Reproduce all entries precisely as they are written.

-- -- --

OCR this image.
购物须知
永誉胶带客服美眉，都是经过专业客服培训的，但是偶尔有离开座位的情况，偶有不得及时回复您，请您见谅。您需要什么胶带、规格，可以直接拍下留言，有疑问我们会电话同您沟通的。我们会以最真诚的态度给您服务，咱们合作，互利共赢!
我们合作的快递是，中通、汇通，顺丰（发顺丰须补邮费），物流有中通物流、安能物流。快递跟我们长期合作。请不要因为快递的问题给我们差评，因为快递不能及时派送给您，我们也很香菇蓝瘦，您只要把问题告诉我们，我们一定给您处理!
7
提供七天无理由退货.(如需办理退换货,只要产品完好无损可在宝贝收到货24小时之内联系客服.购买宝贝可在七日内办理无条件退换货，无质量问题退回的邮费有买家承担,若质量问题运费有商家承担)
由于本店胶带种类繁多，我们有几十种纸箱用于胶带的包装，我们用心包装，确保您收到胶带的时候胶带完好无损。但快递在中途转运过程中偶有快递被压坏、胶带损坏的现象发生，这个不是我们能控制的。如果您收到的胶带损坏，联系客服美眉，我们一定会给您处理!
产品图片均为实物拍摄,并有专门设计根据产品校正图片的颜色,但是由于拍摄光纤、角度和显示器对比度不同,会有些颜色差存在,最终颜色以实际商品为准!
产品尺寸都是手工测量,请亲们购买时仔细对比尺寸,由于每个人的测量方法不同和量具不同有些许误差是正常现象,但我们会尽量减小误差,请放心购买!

-- -- --

# CORRECT RESULT
OCR this image.
购物须知
永誉胶带客服美眉，都是经过专业客服培训的，但是偶尔有离开座位的情况，偶有不得及时回复您，请您见谅。您需要什么胶带、规格，可以直接拍下留言，有疑问我们会电话同您沟通的。我们会以最真诚的态度给您服务，咱们合作，互利共赢!
我们合作的快递是，中通、汇通，顺丰（发顺丰须补邮费），物流有中通物流、安能物流。快递跟我们长期合作。请不要因为快递的问题给我们差评，因为快递不能及时派送给您，我们也很香菇蓝瘦，您只要把问题告诉我们，我们一定给您处理!
7
提供七天无理由退货.(如需办理退换货,只要产品完好无损可在宝贝收到货24小时之内联系客服.购买宝贝可在七日内办理无条件退换货，无质量问题退回的邮费有买家承担,若质量问题运费有商家承担)
由于本店胶带种类繁多，我们有几十种纸箱用于胶带的包装，我们用心包装，确保您收到胶带的时候胶带完好无损。但快递在中途转运过程中偶有快递被压坏、胶带损坏的现象发生，这个不是我们能控制的。如果您收到的胶带损坏，联系客服美眉，我们一定会给您处理!
产品图片均为实物拍摄,并有专门设计根据产品校正图片的颜色,但是由于拍摄光纤、角度和显示器对比度不同,会有些颜色差存在,最终颜色以实际商品为准!
产品尺寸都是手工测量,请亲们购买时仔细对比尺寸,由于每个人的测量方法不同和量具不同有些许误差是正常现象,但我们会尽量减小误差,请放心购买!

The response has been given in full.